** 待办事项 **
请逐字照抄从含有“Patent image size: (944, 685).”的那一行起、到含有“The support 216d is at (111, 505).”的那一行止的各行，首尾两行都要包括。

:: 待处理条目

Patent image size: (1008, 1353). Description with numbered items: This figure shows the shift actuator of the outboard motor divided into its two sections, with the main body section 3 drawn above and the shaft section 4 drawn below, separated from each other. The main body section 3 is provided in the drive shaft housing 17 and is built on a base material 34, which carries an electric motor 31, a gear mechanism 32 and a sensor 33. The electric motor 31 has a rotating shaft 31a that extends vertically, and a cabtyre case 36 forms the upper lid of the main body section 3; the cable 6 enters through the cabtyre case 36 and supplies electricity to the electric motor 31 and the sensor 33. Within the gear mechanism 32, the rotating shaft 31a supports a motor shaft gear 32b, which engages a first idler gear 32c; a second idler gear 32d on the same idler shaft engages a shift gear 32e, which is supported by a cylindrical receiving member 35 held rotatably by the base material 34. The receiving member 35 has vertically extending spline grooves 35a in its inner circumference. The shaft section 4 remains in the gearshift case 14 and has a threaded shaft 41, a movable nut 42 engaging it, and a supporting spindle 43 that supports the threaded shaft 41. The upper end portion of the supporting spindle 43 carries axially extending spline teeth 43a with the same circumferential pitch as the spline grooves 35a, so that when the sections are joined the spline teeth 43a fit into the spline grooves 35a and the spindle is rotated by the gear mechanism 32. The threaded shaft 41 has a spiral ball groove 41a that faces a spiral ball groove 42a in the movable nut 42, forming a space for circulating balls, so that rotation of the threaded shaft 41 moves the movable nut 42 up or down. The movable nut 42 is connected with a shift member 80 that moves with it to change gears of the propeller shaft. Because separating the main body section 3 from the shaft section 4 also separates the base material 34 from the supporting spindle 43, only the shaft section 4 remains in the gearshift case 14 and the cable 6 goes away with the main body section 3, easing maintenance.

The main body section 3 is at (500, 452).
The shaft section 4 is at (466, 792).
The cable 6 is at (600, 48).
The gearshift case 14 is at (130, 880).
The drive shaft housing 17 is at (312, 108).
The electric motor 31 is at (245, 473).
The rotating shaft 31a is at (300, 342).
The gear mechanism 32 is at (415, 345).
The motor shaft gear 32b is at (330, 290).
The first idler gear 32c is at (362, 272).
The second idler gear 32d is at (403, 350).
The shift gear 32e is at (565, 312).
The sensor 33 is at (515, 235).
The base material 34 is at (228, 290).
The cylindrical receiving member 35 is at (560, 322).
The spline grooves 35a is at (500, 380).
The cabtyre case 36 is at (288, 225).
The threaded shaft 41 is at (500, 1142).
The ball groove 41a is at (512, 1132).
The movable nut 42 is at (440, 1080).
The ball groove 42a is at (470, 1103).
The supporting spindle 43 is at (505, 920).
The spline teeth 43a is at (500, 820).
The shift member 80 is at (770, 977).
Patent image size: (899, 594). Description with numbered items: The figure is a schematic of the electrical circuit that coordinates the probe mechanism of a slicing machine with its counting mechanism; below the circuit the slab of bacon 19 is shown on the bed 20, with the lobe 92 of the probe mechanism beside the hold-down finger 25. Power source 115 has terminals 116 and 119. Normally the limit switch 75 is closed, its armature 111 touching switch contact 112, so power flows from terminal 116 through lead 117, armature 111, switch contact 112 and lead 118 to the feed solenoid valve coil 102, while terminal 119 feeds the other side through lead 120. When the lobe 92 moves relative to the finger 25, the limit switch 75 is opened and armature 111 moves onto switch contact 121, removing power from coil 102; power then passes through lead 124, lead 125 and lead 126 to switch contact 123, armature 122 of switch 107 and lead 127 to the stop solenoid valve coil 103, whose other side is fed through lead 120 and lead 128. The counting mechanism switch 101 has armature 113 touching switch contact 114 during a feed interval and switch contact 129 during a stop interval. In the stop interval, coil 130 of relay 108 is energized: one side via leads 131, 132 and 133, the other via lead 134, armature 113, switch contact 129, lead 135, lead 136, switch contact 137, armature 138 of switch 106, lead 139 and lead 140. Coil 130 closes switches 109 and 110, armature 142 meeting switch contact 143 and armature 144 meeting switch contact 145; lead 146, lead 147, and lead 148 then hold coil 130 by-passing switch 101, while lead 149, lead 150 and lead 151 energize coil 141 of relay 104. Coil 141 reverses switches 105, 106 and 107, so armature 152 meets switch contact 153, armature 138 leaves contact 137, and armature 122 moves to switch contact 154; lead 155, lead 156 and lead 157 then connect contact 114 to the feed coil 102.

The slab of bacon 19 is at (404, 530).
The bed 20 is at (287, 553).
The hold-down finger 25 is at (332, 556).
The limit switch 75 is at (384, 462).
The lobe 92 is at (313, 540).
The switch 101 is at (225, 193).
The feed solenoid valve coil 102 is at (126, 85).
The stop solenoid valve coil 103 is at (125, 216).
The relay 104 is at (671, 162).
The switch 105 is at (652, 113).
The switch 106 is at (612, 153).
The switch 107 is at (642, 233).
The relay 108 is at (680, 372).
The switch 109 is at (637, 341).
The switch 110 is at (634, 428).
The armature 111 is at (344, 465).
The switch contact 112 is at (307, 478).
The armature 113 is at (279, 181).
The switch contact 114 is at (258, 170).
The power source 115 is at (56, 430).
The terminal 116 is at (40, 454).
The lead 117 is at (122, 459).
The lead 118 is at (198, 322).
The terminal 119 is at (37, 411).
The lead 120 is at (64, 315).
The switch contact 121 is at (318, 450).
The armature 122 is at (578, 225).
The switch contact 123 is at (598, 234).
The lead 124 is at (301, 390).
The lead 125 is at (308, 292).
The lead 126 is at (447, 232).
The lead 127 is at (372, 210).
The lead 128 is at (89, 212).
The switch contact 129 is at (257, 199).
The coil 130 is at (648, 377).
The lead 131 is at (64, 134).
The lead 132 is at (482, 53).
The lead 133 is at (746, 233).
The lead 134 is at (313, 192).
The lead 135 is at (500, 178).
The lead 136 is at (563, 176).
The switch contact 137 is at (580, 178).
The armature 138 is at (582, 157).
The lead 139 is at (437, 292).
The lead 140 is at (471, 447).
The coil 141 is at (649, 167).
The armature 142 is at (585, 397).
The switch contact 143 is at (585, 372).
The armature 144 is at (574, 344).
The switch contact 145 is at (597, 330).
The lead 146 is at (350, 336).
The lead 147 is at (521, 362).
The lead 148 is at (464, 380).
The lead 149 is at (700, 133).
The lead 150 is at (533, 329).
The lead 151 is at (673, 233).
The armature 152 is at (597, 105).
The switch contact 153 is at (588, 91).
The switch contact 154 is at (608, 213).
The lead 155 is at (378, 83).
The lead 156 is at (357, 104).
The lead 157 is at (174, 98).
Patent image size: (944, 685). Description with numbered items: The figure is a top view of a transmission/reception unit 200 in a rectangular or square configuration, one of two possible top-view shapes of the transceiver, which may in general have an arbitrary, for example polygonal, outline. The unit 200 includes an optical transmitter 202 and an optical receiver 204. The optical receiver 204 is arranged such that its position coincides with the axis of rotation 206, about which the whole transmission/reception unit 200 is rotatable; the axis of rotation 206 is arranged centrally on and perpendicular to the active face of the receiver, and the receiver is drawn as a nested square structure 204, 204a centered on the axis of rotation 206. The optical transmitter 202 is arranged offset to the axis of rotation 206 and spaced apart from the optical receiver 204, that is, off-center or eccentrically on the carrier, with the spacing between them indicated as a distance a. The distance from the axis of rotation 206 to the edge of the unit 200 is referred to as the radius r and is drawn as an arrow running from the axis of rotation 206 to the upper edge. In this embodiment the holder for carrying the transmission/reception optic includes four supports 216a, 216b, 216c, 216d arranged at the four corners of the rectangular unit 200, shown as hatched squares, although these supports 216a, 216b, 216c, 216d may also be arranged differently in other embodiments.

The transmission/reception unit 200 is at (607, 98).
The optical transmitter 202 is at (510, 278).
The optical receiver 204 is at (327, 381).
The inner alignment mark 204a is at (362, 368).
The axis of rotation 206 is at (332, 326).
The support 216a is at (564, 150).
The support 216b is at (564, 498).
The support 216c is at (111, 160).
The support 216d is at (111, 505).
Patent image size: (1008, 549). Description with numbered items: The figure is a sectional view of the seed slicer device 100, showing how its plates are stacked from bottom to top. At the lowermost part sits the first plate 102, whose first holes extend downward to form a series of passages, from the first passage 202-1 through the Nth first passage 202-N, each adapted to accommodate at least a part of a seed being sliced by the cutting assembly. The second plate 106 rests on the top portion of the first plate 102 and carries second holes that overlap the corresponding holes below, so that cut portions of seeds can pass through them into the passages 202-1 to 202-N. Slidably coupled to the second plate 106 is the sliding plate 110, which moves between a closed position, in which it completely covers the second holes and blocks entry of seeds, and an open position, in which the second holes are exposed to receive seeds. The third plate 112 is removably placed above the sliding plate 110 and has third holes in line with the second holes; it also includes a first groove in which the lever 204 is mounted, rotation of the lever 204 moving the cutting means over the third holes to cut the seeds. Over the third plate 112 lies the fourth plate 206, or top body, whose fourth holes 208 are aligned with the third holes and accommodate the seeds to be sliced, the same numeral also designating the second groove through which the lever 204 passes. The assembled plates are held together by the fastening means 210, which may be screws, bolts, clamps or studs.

::::

** 参考答案 **
Patent image size: (944, 685). Description with numbered items: The figure is a top view of a transmission/reception unit 200 in a rectangular or square configuration, one of two possible top-view shapes of the transceiver, which may in general have an arbitrary, for example polygonal, outline. The unit 200 includes an optical transmitter 202 and an optical receiver 204. The optical receiver 204 is arranged such that its position coincides with the axis of rotation 206, about which the whole transmission/reception unit 200 is rotatable; the axis of rotation 206 is arranged centrally on and perpendicular to the active face of the receiver, and the receiver is drawn as a nested square structure 204, 204a centered on the axis of rotation 206. The optical transmitter 202 is arranged offset to the axis of rotation 206 and spaced apart from the optical receiver 204, that is, off-center or eccentrically on the carrier, with the spacing between them indicated as a distance a. The distance from the axis of rotation 206 to the edge of the unit 200 is referred to as the radius r and is drawn as an arrow running from the axis of rotation 206 to the upper edge. In this embodiment the holder for carrying the transmission/reception optic includes four supports 216a, 216b, 216c, 216d arranged at the four corners of the rectangular unit 200, shown as hatched squares, although these supports 216a, 216b, 216c, 216d may also be arranged differently in other embodiments.

The transmission/reception unit 200 is at (607, 98).
The optical transmitter 202 is at (510, 278).
The optical receiver 204 is at (327, 381).
The inner alignment mark 204a is at (362, 368).
The axis of rotation 206 is at (332, 326).
The support 216a is at (564, 150).
The support 216b is at (564, 498).
The support 216c is at (111, 160).
The support 216d is at (111, 505).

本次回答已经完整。